Permintaan A> Susun entri dari baris pertama entri sampai dengan baris yang memuat "paragraph-3: Однако противник" menjadi daftar bernomor tanpa baris kosong.

#### Halaman ####

Selasa, 12 Juni 2012

Lemparkan Telurmu Wahai Fulan!

(TULISAN INI DISEBARLUASKAN HARIAN VOKAL, 17 DESEMBER 2010)
Mana telurmu? Ini telurku! Jika ia busuk, tolong lemparkan ke orang-orang yang kita sangat marah pada mereka. Pejabatkah, artiskah atau tokoh masyarakat yang membuat emosi kita naik.
Melemparkan telur adalah ekpresi kemarahan yang luar biasa. Apalagi yang dilemparkan itu telur busuk. Kalau sudah begini, artinya sudah betul-betul marah. Telah mendidih darah di tubuh.
Banyak tempat dan etnis memakai cara ini untuk mengungkapkan emosi. Tatkala telur sudah dilemparkan, seakan-akan rasa sakit hati sudah lenyap. Pergi dan berkurang rasanya.
Itulah telur. Sebuah cikal bakal kehidupan makhluk Tuhan. Dahulu kala, entah bagaimana sebutir telur elang jatuh dari puncak gunung yang tinggi ke tempat kumpulan telur ayam yang sedang dierami.

#### Entri Tugas ####

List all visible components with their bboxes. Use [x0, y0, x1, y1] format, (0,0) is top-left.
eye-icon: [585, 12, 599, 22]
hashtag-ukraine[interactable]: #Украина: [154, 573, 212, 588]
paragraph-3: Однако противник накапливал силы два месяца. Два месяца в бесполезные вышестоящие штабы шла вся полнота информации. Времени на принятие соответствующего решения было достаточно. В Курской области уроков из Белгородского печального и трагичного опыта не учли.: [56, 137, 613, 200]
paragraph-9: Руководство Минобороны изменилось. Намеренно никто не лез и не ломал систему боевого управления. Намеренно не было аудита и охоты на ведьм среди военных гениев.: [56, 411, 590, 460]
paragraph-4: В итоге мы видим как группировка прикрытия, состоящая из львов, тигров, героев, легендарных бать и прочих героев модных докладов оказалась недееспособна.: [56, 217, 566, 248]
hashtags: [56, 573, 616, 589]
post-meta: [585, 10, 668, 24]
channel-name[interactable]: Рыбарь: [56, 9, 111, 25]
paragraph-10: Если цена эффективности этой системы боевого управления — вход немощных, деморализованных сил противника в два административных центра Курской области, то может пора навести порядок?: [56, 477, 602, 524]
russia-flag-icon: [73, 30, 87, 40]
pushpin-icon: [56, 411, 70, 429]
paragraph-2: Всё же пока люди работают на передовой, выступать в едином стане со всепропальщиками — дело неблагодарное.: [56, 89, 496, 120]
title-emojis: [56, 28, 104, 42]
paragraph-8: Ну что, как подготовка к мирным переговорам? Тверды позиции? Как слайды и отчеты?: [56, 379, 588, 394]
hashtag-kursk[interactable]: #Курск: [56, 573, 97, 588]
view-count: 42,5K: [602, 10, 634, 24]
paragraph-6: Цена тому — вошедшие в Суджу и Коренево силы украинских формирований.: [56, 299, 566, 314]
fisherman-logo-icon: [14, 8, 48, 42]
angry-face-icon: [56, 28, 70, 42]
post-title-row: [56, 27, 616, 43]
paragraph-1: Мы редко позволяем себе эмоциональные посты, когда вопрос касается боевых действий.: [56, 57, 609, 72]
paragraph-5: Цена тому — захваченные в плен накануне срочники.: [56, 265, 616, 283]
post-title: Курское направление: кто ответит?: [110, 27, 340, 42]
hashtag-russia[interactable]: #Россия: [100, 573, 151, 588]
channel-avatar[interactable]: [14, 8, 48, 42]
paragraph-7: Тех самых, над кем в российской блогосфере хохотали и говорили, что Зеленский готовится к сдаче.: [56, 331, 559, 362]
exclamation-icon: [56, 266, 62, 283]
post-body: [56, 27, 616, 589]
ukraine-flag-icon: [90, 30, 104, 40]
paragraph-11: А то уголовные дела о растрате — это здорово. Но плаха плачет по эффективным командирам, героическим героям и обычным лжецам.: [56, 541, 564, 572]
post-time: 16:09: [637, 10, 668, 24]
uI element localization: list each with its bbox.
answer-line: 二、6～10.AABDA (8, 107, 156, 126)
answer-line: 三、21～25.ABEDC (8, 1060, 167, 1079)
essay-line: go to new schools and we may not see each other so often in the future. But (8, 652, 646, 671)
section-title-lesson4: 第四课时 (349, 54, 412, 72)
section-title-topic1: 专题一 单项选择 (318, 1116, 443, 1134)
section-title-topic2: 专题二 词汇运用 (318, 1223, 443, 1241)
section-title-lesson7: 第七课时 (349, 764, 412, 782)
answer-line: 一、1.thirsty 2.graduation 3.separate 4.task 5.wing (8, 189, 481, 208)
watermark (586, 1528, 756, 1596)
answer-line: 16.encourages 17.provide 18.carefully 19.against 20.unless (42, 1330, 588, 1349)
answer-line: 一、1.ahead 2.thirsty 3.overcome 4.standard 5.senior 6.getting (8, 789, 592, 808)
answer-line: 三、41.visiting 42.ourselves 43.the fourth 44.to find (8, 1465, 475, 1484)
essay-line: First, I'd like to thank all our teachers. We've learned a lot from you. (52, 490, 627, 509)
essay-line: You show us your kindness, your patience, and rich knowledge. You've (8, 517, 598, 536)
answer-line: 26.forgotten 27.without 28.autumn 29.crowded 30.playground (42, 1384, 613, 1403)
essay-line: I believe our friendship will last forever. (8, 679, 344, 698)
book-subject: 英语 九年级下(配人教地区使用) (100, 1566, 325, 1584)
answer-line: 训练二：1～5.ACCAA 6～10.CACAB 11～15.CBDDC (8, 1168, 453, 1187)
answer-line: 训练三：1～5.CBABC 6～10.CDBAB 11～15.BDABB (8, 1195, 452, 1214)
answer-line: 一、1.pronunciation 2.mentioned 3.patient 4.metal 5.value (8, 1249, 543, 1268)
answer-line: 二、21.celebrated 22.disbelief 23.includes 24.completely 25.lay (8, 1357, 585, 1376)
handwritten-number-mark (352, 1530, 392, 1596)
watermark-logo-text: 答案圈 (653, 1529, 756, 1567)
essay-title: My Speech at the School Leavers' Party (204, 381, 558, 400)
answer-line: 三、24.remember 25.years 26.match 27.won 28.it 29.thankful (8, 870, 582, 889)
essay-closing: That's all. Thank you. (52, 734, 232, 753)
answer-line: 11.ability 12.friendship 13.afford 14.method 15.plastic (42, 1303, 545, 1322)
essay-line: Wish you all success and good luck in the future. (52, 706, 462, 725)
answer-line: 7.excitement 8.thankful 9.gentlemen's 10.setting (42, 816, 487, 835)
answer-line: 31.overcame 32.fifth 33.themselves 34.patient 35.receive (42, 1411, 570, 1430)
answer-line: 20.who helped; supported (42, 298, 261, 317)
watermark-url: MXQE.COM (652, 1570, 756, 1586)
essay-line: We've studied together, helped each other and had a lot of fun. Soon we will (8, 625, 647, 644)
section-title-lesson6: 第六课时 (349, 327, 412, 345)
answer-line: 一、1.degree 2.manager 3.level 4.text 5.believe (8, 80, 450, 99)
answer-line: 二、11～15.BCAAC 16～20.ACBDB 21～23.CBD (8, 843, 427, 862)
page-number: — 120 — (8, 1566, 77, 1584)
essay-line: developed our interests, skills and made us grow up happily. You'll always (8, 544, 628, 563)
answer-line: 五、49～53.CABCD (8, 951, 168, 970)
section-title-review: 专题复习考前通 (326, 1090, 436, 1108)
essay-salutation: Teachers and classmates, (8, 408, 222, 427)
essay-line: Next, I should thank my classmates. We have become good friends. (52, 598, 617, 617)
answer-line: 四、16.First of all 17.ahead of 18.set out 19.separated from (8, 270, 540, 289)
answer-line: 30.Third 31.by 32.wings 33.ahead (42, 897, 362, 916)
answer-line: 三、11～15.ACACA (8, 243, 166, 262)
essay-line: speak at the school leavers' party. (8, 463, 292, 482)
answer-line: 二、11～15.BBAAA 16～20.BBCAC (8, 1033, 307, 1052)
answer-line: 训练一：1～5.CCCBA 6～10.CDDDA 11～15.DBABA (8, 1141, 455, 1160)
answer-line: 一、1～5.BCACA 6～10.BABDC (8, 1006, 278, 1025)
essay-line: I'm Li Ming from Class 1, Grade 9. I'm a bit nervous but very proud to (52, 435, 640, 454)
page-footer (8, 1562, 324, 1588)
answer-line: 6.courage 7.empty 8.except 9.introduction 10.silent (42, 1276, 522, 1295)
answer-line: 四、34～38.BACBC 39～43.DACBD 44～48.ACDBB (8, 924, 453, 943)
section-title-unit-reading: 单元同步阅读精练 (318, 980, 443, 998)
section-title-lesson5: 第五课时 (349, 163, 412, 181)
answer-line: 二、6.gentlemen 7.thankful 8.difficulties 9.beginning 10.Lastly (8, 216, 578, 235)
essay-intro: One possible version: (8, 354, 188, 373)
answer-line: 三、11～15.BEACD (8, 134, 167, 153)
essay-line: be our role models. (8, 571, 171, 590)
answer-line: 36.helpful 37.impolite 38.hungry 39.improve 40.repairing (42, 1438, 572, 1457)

####

Permintaan B> Teruskan tulisan tentang melempar telur mulai setelah kalimat terakhirnya.

Keluaran yang Diharapkan A>
1. List all visible components with their bboxes. Use [x0, y0, x1, y1] format, (0,0) is top-left.
2. eye-icon: [585, 12, 599, 22]
3. hashtag-ukraine[interactable]: #Украина: [154, 573, 212, 588]
4. paragraph-3: Однако противник накапливал силы два месяца. Два месяца в бесполезные вышестоящие штабы шла вся полнота информации. Времени на принятие соответствующего решения было достаточно. В Курской области уроков из Белгородского печального и трагичного опыта не учли.: [56, 137, 613, 200]

Keluaran yang Diharapkan B>
Kendati bentuk telur yang tiba-tiba muncul itu berbeda dengan telur yang biasa ia erami, sang ayam tak peduli. Berselang beberapa hari, sang ayam sah menjadi seekor induk. Telurnya menetas, tak terkecuali  telur elang. Akan tetapi betapa kagetnya sang induk ketika melihat satu anaknya berbeda dengan yang lainnya. Tubuhnya besar, sayapnya lebar, matanya tajam seolah memberi sinyal ancaman, cakarnya seolah siap menerkam, paruhnya yang tajam seolah siap memangsa, namun dengan keberaniannya sang induk berusaha menghilangkan semua pikiran negative. Ia berusaha dengan segala daya dan upaya menegaskan bahwa anaknya yang berbeda itu adalah ayam.
Ia pun mengajari anak-anaknya bagaimana cara makan, minum, tidur, bermain dan yang lainnya yang berhubungan dengan kegiatan sehari-hari bangsa para ayam. Elang kecilpun kini telah tumbuh semakin besar, ia merasa berbeda dengan saudara-saudaranya yang lain. Ia pun hanya bisa merenung dan bertanya-tanya di dalam hatinya, mengapa ya bisa seperti ini? Ketika ia sedang asyik melamun sesekali ia melihat ke angkasa dan menemukan makhluk lain yang mirip dengannya bisa terbang bebas di angkasa mengitari dunia dengan kepakan sayapnya. Elang kecilpun mulai mengepak-ngepakan sayapnya yang lebar namun sang induk langsung melarangnya.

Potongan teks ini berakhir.